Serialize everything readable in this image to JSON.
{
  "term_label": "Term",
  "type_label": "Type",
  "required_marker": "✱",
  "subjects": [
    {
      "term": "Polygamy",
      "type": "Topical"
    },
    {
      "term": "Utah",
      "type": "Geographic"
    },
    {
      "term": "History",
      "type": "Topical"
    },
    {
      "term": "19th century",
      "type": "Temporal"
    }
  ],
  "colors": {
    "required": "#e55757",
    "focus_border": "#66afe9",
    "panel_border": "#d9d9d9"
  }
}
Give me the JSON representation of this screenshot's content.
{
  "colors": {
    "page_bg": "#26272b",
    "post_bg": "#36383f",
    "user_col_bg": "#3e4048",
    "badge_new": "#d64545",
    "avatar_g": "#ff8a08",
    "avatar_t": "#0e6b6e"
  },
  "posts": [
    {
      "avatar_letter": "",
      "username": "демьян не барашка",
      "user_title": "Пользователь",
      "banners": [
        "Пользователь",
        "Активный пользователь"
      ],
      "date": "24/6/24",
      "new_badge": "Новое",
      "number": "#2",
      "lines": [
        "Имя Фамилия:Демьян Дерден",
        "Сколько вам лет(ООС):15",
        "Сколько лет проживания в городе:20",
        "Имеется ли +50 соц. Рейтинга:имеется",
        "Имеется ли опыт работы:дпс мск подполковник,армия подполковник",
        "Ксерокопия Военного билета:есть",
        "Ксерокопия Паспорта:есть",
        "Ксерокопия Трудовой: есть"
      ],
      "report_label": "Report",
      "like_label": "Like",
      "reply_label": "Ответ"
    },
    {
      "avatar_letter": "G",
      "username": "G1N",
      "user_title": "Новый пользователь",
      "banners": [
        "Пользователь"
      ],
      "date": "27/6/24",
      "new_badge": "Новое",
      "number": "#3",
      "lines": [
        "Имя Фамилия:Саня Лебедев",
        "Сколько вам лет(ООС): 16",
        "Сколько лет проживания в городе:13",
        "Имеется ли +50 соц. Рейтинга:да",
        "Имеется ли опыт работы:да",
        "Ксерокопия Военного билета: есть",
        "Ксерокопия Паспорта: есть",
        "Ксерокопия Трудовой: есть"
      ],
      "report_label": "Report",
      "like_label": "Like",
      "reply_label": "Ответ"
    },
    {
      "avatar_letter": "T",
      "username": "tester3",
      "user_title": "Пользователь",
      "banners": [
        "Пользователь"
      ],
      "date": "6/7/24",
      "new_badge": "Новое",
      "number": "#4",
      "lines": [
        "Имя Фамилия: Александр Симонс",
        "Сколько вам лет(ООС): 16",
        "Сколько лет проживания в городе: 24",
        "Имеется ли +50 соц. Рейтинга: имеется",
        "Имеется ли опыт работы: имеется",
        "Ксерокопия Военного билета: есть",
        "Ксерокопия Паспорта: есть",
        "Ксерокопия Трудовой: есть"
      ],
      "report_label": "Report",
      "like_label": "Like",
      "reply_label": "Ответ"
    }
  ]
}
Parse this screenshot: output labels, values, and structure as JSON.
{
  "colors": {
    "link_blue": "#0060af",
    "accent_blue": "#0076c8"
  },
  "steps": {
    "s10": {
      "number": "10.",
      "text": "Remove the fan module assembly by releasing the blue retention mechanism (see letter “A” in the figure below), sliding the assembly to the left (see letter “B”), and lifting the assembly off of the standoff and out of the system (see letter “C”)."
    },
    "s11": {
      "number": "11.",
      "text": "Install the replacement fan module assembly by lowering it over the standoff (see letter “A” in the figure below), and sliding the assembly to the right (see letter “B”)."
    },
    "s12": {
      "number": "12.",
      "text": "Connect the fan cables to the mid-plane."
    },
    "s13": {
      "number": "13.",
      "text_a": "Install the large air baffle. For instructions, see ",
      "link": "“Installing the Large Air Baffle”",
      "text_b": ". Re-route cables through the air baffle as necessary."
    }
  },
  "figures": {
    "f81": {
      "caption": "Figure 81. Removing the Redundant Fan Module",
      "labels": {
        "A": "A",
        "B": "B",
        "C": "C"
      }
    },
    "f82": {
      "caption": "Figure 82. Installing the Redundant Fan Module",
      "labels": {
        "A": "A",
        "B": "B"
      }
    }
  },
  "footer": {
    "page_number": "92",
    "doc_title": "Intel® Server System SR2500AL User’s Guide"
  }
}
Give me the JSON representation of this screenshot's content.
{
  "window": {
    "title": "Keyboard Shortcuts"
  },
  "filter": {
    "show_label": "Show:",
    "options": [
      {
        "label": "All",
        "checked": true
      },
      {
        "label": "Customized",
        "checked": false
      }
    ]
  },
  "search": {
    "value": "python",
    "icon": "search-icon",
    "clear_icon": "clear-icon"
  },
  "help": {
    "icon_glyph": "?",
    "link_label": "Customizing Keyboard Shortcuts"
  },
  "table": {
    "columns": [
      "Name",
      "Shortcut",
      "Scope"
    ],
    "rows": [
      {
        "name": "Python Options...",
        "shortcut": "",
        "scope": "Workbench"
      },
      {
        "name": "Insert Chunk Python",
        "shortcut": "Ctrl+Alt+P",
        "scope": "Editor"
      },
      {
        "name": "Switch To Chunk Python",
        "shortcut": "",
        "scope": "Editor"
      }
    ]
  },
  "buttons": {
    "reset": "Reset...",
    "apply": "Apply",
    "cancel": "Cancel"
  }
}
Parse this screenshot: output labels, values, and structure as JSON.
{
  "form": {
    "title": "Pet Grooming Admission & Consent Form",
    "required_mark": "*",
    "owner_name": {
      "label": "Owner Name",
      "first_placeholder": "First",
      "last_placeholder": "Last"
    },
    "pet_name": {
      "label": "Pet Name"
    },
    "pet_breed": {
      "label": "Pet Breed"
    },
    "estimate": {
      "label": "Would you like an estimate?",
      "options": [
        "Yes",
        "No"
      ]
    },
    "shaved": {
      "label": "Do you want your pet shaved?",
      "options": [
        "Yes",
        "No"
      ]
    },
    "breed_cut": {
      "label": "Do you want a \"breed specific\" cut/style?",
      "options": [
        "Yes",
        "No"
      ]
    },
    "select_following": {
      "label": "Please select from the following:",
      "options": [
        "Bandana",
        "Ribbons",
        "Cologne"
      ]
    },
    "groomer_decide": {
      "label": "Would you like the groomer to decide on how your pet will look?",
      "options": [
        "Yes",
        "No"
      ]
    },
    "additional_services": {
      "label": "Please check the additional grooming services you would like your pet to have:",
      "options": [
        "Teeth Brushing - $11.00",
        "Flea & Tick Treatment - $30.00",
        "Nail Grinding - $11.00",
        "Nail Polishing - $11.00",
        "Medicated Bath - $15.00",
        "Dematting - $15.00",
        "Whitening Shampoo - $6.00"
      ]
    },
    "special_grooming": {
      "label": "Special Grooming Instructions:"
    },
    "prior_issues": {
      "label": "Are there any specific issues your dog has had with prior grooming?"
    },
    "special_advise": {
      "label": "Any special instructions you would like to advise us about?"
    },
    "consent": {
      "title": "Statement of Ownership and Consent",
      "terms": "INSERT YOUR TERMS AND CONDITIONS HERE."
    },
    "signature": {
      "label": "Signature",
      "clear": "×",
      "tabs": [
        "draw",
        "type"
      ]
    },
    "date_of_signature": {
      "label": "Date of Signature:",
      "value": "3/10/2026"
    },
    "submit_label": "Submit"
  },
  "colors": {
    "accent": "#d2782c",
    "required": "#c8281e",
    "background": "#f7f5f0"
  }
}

----

Work instructions | Set down all of the data above, word for word.

Task answer |
Serialize everything readable in this image to JSON.
{
  "term_label": "Term",
  "type_label": "Type",
  "required_marker": "✱",
  "subjects": [
    {
      "term": "Polygamy",
      "type": "Topical"
    },
    {
      "term": "Utah",
      "type": "Geographic"
    },
    {
      "term": "History",
      "type": "Topical"
    },
    {
      "term": "19th century",
      "type": "Temporal"
    }
  ],
  "colors": {
    "required": "#e55757",
    "focus_border": "#66afe9",
    "panel_border": "#d9d9d9"
  }
}
Give me the JSON representation of this screenshot's content.
{
  "colors": {
    "page_bg": "#26272b",
    "post_bg": "#36383f",
    "user_col_bg": "#3e4048",
    "badge_new": "#d64545",
    "avatar_g": "#ff8a08",
    "avatar_t": "#0e6b6e"
  },
  "posts": [
    {
      "avatar_letter": "",
      "username": "демьян не барашка",
      "user_title": "Пользователь",
      "banners": [
        "Пользователь",
        "Активный пользователь"
      ],
      "date": "24/6/24",
      "new_badge": "Новое",
      "number": "#2",
      "lines": [
        "Имя Фамилия:Демьян Дерден",
        "Сколько вам лет(ООС):15",
        "Сколько лет проживания в городе:20",
        "Имеется ли +50 соц. Рейтинга:имеется",
        "Имеется ли опыт работы:дпс мск подполковник,армия подполковник",
        "Ксерокопия Военного билета:есть",
        "Ксерокопия Паспорта:есть",
        "Ксерокопия Трудовой: есть"
      ],
      "report_label": "Report",
      "like_label": "Like",
      "reply_label": "Ответ"
    },
    {
      "avatar_letter": "G",
      "username": "G1N",
      "user_title": "Новый пользователь",
      "banners": [
        "Пользователь"
      ],
      "date": "27/6/24",
      "new_badge": "Новое",
      "number": "#3",
      "lines": [
        "Имя Фамилия:Саня Лебедев",
        "Сколько вам лет(ООС): 16",
        "Сколько лет проживания в городе:13",
        "Имеется ли +50 соц. Рейтинга:да",
        "Имеется ли опыт работы:да",
        "Ксерокопия Военного билета: есть",
        "Ксерокопия Паспорта: есть",
        "Ксерокопия Трудовой: есть"
      ],
      "report_label": "Report",
      "like_label": "Like",
      "reply_label": "Ответ"
    },
    {
      "avatar_letter": "T",
      "username": "tester3",
      "user_title": "Пользователь",
      "banners": [
        "Пользователь"
      ],
      "date": "6/7/24",
      "new_badge": "Новое",
      "number": "#4",
      "lines": [
        "Имя Фамилия: Александр Симонс",
        "Сколько вам лет(ООС): 16",
        "Сколько лет проживания в городе: 24",
        "Имеется ли +50 соц. Рейтинга: имеется",
        "Имеется ли опыт работы: имеется",
        "Ксерокопия Военного билета: есть",
        "Ксерокопия Паспорта: есть",
        "Ксерокопия Трудовой: есть"
      ],
      "report_label": "Report",
      "like_label": "Like",
      "reply_label": "Ответ"
    }
  ]
}
Parse this screenshot: output labels, values, and structure as JSON.
{
  "colors": {
    "link_blue": "#0060af",
    "accent_blue": "#0076c8"
  },
  "steps": {
    "s10": {
      "number": "10.",
      "text": "Remove the fan module assembly by releasing the blue retention mechanism (see letter “A” in the figure below), sliding the assembly to the left (see letter “B”), and lifting the assembly off of the standoff and out of the system (see letter “C”)."
    },
    "s11": {
      "number": "11.",
      "text": "Install the replacement fan module assembly by lowering it over the standoff (see letter “A” in the figure below), and sliding the assembly to the right (see letter “B”)."
    },
    "s12": {
      "number": "12.",
      "text": "Connect the fan cables to the mid-plane."
    },
    "s13": {
      "number": "13.",
      "text_a": "Install the large air baffle. For instructions, see ",
      "link": "“Installing the Large Air Baffle”",
      "text_b": ". Re-route cables through the air baffle as necessary."
    }
  },
  "figures": {
    "f81": {
      "caption": "Figure 81. Removing the Redundant Fan Module",
      "labels": {
        "A": "A",
        "B": "B",
        "C": "C"
      }
    },
    "f82": {
      "caption": "Figure 82. Installing the Redundant Fan Module",
      "labels": {
        "A": "A",
        "B": "B"
      }
    }
  },
  "footer": {
    "page_number": "92",
    "doc_title": "Intel® Server System SR2500AL User’s Guide"
  }
}
Give me the JSON representation of this screenshot's content.
{
  "window": {
    "title": "Keyboard Shortcuts"
  },
  "filter": {
    "show_label": "Show:",
    "options": [
      {
        "label": "All",
        "checked": true
      },
      {
        "label": "Customized",
        "checked": false
      }
    ]
  },
  "search": {
    "value": "python",
    "icon": "search-icon",
    "clear_icon": "clear-icon"
  },
  "help": {
    "icon_glyph": "?",
    "link_label": "Customizing Keyboard Shortcuts"
  },
  "table": {
    "columns": [
      "Name",
      "Shortcut",
      "Scope"
    ],
    "rows": [
      {
        "name": "Python Options...",
        "shortcut": "",
        "scope": "Workbench"
      },
      {
        "name": "Insert Chunk Python",
        "shortcut": "Ctrl+Alt+P",
        "scope": "Editor"
      },
      {
        "name": "Switch To Chunk Python",
        "shortcut": "",
        "scope": "Editor"
      }
    ]
  },
  "buttons": {
    "reset": "Reset...",
    "apply": "Apply",
    "cancel": "Cancel"
  }
}
Parse this screenshot: output labels, values, and structure as JSON.
{
  "form": {
    "title": "Pet Grooming Admission & Consent Form",
    "required_mark": "*",
    "owner_name": {
      "label": "Owner Name",
      "first_placeholder": "First",
      "last_placeholder": "Last"
    },
    "pet_name": {
      "label": "Pet Name"
    },
    "pet_breed": {
      "label": "Pet Breed"
    },
    "estimate": {
      "label": "Would you like an estimate?",
      "options": [
        "Yes",
        "No"
      ]
    },
    "shaved": {
      "label": "Do you want your pet shaved?",
      "options": [
        "Yes",
        "No"
      ]
    },
    "breed_cut": {
      "label": "Do you want a \"breed specific\" cut/style?",
      "options": [
        "Yes",
        "No"
      ]
    },
    "select_following": {
      "label": "Please select from the following:",
      "options": [
        "Bandana",
        "Ribbons",
        "Cologne"
      ]
    },
    "groomer_decide": {
      "label": "Would you like the groomer to decide on how your pet will look?",
      "options": [
        "Yes",
        "No"
      ]
    },
    "additional_services": {
      "label": "Please check the additional grooming services you would like your pet to have:",
      "options": [
        "Teeth Brushing - $11.00",
        "Flea & Tick Treatment - $30.00",
        "Nail Grinding - $11.00",
        "Nail Polishing - $11.00",
        "Medicated Bath - $15.00",
        "Dematting - $15.00",
        "Whitening Shampoo - $6.00"
      ]
    },
    "special_grooming": {
      "label": "Special Grooming Instructions:"
    },
    "prior_issues": {
      "label": "Are there any specific issues your dog has had with prior grooming?"
    },
    "special_advise": {
      "label": "Any special instructions you would like to advise us about?"
    },
    "consent": {
      "title": "Statement of Ownership and Consent",
      "terms": "INSERT YOUR TERMS AND CONDITIONS HERE."
    },
    "signature": {
      "label": "Signature",
      "clear": "×",
      "tabs": [
        "draw",
        "type"
      ]
    },
    "date_of_signature": {
      "label": "Date of Signature:",
      "value": "3/10/2026"
    },
    "submit_label": "Submit"
  },
  "colors": {
    "accent": "#d2782c",
    "required": "#c8281e",
    "background": "#f7f5f0"
  }
}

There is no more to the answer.